▶ Direction
Extract the full set of records, then give each one again exactly.

▶ Dataset content
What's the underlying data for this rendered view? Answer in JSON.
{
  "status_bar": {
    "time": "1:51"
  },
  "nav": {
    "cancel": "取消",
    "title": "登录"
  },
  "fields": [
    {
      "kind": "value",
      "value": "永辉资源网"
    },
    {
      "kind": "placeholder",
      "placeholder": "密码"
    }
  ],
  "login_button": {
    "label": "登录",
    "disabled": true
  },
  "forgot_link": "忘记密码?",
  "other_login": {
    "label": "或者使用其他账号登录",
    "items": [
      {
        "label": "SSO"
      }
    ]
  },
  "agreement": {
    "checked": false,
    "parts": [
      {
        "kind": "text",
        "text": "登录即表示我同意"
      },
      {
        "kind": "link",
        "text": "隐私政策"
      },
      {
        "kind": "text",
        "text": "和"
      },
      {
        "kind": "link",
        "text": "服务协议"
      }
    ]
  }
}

▶ Response to the exercise
What's the underlying data for this rendered view? Answer in JSON.
{
  "status_bar": {
    "time": "1:51"
  },
  "nav": {
    "cancel": "取消",
    "title": "登录"
  },
  "fields": [
    {
      "kind": "value",
      "value": "永辉资源网"
    },
    {
      "kind": "placeholder",
      "placeholder": "密码"
    }
  ],
  "login_button": {
    "label": "登录",
    "disabled": true
  },
  "forgot_link": "忘记密码?",
  "other_login": {
    "label": "或者使用其他账号登录",
    "items": [
      {
        "label": "SSO"
      }
    ]
  },
  "agreement": {
    "checked": false,
    "parts": [
      {
        "kind": "text",
        "text": "登录即表示我同意"
      },
      {
        "kind": "link",
        "text": "隐私政策"
      },
      {
        "kind": "text",
        "text": "和"
      },
      {
        "kind": "link",
        "text": "服务协议"
      }
    ]
  }
}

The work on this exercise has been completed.